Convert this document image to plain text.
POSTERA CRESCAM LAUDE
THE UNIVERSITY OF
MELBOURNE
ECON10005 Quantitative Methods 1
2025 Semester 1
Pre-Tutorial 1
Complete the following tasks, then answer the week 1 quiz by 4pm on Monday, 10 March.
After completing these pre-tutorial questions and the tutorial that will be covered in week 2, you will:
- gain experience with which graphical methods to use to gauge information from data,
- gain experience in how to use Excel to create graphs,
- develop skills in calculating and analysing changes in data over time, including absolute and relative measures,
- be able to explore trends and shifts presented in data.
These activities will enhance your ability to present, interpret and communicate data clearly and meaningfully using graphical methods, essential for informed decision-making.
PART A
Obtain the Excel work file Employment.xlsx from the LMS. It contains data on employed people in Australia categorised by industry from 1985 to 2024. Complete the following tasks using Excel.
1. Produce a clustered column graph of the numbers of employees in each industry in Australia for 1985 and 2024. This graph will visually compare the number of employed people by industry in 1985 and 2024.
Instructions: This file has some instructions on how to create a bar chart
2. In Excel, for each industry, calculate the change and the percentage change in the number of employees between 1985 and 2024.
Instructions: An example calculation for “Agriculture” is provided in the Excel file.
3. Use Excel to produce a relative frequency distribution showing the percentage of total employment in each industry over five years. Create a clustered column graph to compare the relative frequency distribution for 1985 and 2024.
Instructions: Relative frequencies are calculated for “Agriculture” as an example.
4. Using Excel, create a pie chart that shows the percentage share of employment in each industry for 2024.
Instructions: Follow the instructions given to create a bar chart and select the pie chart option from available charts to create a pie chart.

################

[EXERCISE BRIEF]:
Give the data again, exactly as it stands.

[WORKED ANSWER]:
Convert this document image to plain text.
POSTERA CRESCAM LAUDE
THE UNIVERSITY OF
MELBOURNE
ECON10005 Quantitative Methods 1
2025 Semester 1
Pre-Tutorial 1
Complete the following tasks, then answer the week 1 quiz by 4pm on Monday, 10 March.
After completing these pre-tutorial questions and the tutorial that will be covered in week 2, you will:
- gain experience with which graphical methods to use to gauge information from data,
- gain experience in how to use Excel to create graphs,
- develop skills in calculating and analysing changes in data over time, including absolute and relative measures,
- be able to explore trends and shifts presented in data.
These activities will enhance your ability to present, interpret and communicate data clearly and meaningfully using graphical methods, essential for informed decision-making.
PART A
Obtain the Excel work file Employment.xlsx from the LMS. It contains data on employed people in Australia categorised by industry from 1985 to 2024. Complete the following tasks using Excel.
1. Produce a clustered column graph of the numbers of employees in each industry in Australia for 1985 and 2024. This graph will visually compare the number of employed people by industry in 1985 and 2024.
Instructions: This file has some instructions on how to create a bar chart
2. In Excel, for each industry, calculate the change and the percentage change in the number of employees between 1985 and 2024.
Instructions: An example calculation for “Agriculture” is provided in the Excel file.
3. Use Excel to produce a relative frequency distribution showing the percentage of total employment in each industry over five years. Create a clustered column graph to compare the relative frequency distribution for 1985 and 2024.
Instructions: Relative frequencies are calculated for “Agriculture” as an example.
4. Using Excel, create a pie chart that shows the percentage share of employment in each industry for 2024.
Instructions: Follow the instructions given to create a bar chart and select the pie chart option from available charts to create a pie chart.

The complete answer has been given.